STORED ROWS>
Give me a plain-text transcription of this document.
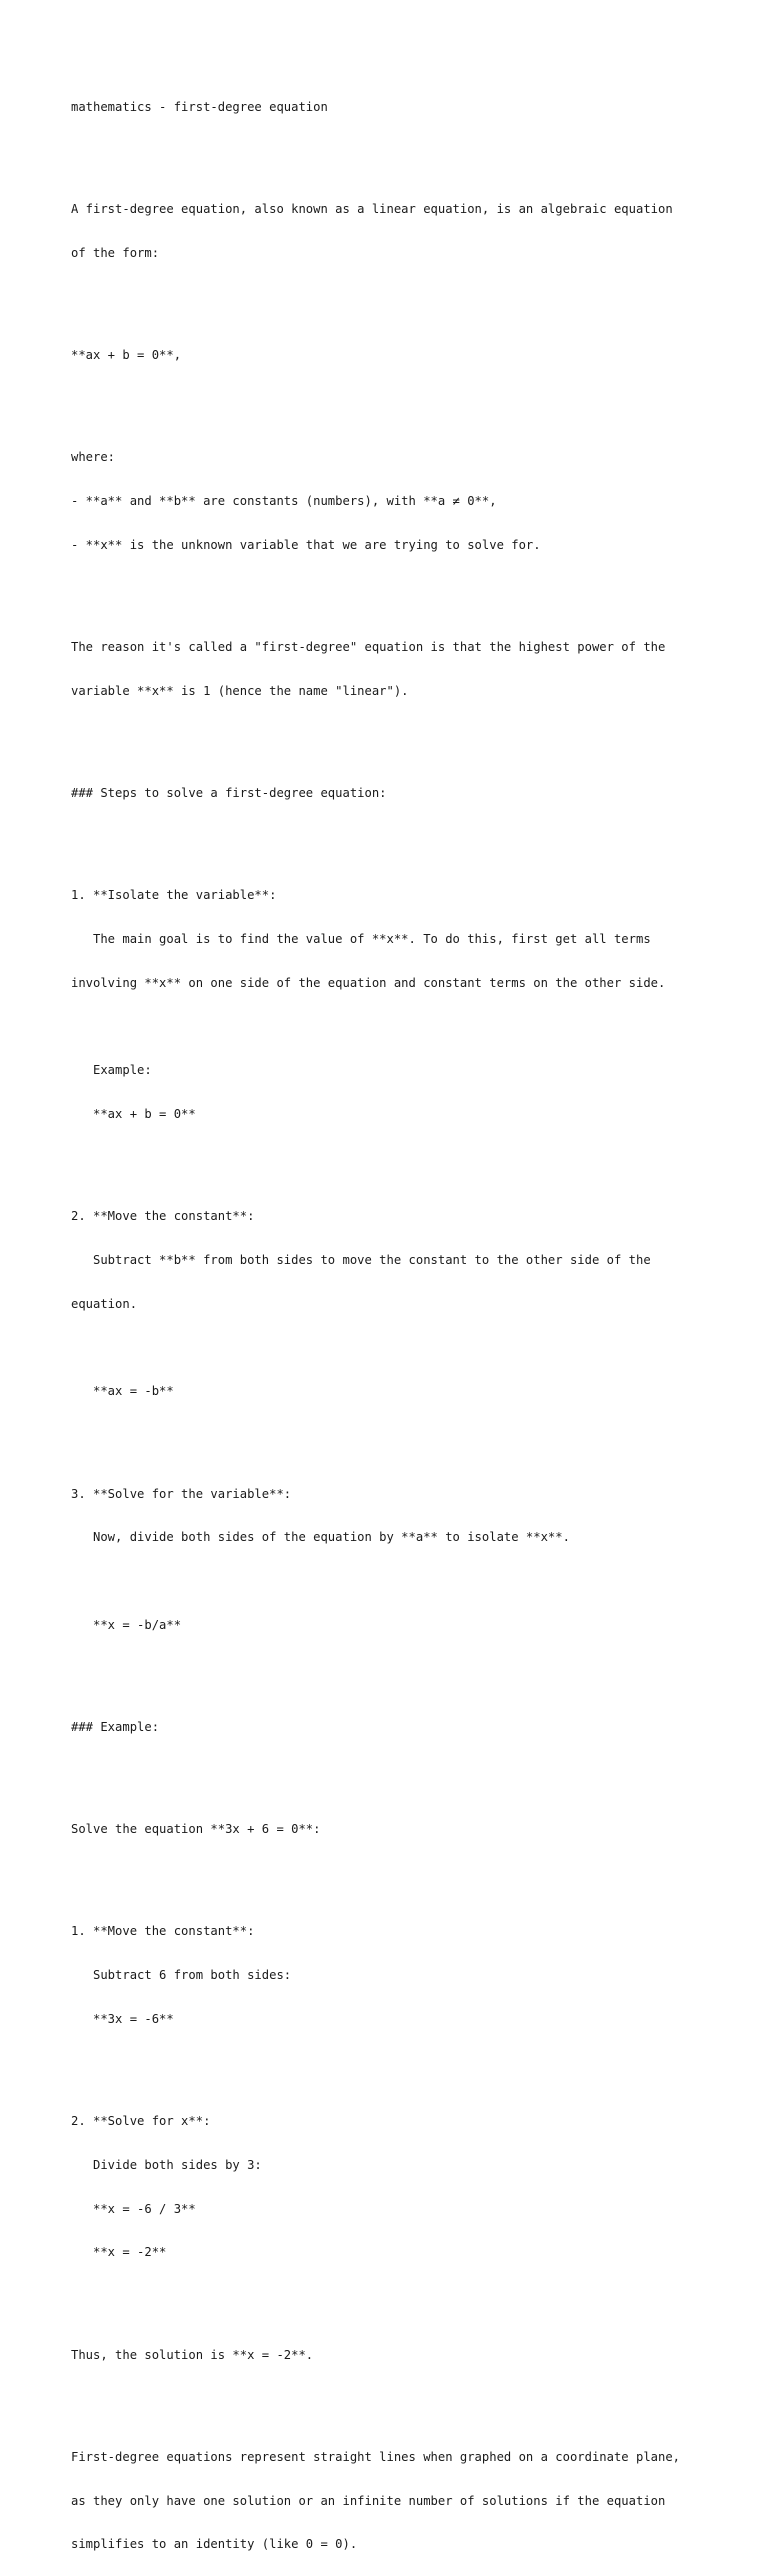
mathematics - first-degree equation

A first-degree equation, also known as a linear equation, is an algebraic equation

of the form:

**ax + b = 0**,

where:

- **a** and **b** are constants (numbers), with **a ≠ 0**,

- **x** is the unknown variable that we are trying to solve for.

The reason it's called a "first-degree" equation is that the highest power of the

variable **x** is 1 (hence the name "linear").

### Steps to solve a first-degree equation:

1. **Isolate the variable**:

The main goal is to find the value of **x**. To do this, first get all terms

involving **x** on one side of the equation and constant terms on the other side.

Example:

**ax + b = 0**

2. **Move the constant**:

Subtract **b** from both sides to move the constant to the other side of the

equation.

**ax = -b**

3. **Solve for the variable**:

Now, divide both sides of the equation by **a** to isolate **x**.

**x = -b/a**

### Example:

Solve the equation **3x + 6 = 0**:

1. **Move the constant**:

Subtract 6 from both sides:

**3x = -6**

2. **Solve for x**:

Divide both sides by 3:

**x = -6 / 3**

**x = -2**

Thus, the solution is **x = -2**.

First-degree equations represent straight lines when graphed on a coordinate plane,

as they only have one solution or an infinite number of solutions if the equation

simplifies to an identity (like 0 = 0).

--

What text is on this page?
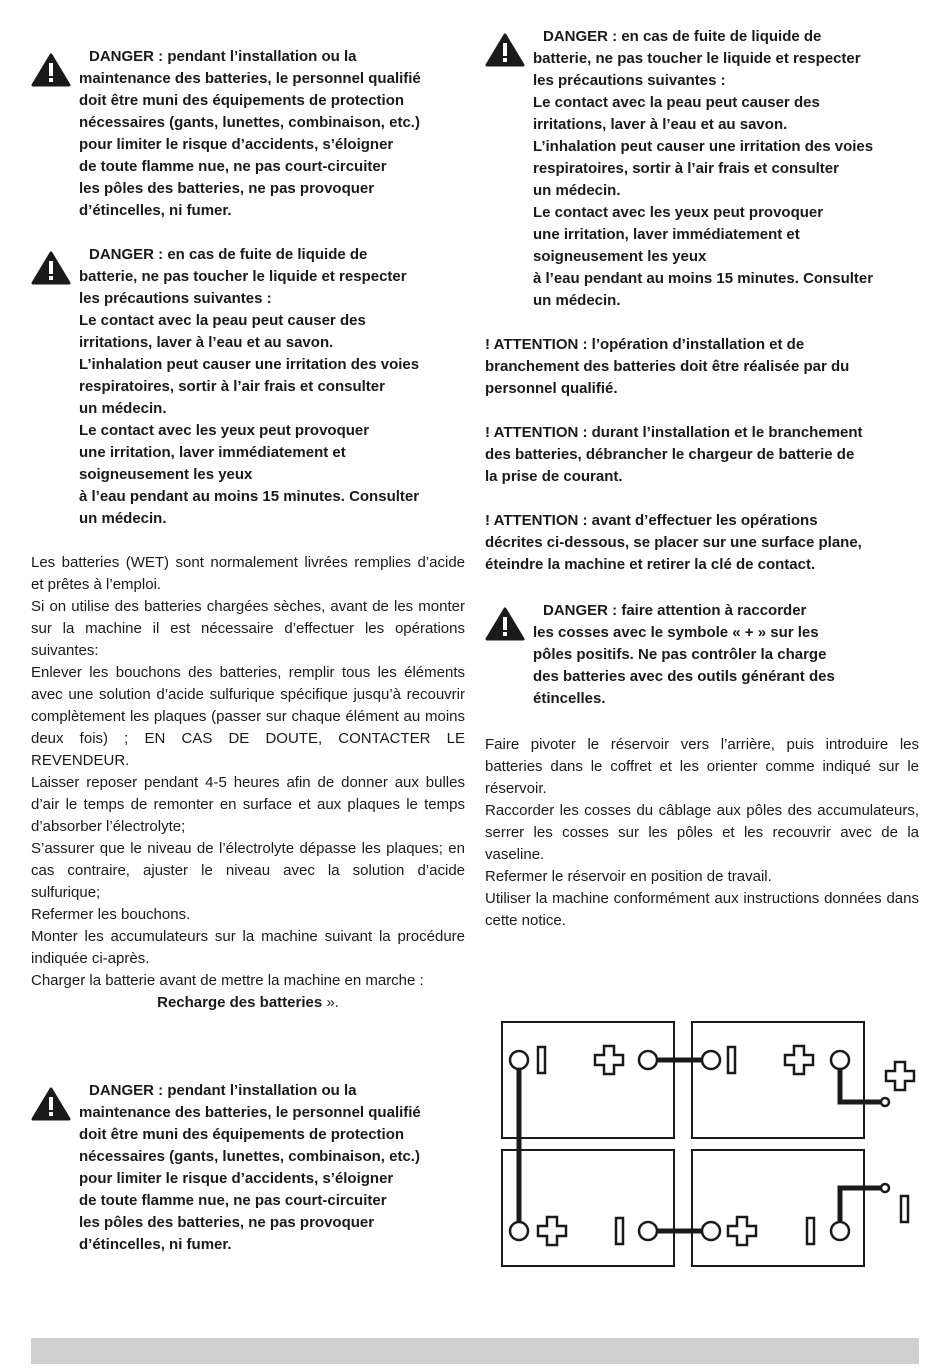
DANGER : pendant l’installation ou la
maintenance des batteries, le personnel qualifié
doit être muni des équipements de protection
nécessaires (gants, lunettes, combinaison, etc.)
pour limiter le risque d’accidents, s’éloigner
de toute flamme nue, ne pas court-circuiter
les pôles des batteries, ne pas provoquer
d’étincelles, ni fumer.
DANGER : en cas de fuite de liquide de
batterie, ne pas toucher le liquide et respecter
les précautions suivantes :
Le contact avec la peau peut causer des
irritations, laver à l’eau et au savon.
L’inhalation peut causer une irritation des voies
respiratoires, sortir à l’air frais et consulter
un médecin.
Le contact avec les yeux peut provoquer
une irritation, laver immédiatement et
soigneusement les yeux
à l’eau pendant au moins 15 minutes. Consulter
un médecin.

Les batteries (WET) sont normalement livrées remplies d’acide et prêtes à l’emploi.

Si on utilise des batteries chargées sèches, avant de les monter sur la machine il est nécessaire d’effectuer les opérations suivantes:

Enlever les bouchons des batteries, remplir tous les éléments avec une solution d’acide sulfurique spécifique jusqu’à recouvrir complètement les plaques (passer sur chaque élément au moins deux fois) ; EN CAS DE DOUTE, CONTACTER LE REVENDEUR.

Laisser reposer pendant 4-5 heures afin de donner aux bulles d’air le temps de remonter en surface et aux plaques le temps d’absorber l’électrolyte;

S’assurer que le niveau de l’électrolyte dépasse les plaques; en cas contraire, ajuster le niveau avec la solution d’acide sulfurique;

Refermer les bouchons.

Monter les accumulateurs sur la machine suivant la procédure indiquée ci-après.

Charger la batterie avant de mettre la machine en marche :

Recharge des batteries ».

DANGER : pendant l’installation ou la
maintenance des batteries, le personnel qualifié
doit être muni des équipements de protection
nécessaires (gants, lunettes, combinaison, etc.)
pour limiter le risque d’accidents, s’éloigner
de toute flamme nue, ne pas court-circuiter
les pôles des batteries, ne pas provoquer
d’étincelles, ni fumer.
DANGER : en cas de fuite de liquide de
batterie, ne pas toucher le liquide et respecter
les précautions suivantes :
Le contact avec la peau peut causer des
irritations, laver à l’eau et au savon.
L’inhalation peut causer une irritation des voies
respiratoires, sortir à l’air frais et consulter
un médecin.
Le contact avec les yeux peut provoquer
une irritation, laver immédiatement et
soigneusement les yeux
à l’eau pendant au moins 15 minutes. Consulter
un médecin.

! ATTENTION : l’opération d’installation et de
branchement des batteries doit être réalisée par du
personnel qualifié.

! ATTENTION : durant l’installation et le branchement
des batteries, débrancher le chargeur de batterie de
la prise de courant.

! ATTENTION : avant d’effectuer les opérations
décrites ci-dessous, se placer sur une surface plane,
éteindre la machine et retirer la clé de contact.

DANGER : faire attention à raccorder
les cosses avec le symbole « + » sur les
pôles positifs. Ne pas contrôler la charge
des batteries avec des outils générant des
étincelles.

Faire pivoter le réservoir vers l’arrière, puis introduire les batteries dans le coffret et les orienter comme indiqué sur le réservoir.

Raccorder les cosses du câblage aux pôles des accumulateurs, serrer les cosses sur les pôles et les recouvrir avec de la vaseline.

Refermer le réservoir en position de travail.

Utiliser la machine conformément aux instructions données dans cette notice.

DESCRIPTION OF THE TASK> Return each line with "batteries".

RESULT OF THIS EXERCISE>
maintenance des batteries, le personnel qualifié
les pôles des batteries, ne pas provoquer
Les batteries (WET) sont normalement livrées remplies d’acide et prêtes à l’emploi.
Si on utilise des batteries chargées sèches, avant de les monter sur la machine il est nécessaire d’effectuer les opérations suivantes:
Enlever les bouchons des batteries, remplir tous les éléments avec une solution d’acide sulfurique spécifique jusqu’à recouvrir complètement les plaques (passer sur chaque élément au moins deux fois) ; EN CAS DE DOUTE, CONTACTER LE REVENDEUR.
Recharge des batteries ».
maintenance des batteries, le personnel qualifié
les pôles des batteries, ne pas provoquer
branchement des batteries doit être réalisée par du
des batteries, débrancher le chargeur de batterie de
des batteries avec des outils générant des
Faire pivoter le réservoir vers l’arrière, puis introduire les batteries dans le coffret et les orienter comme indiqué sur le réservoir.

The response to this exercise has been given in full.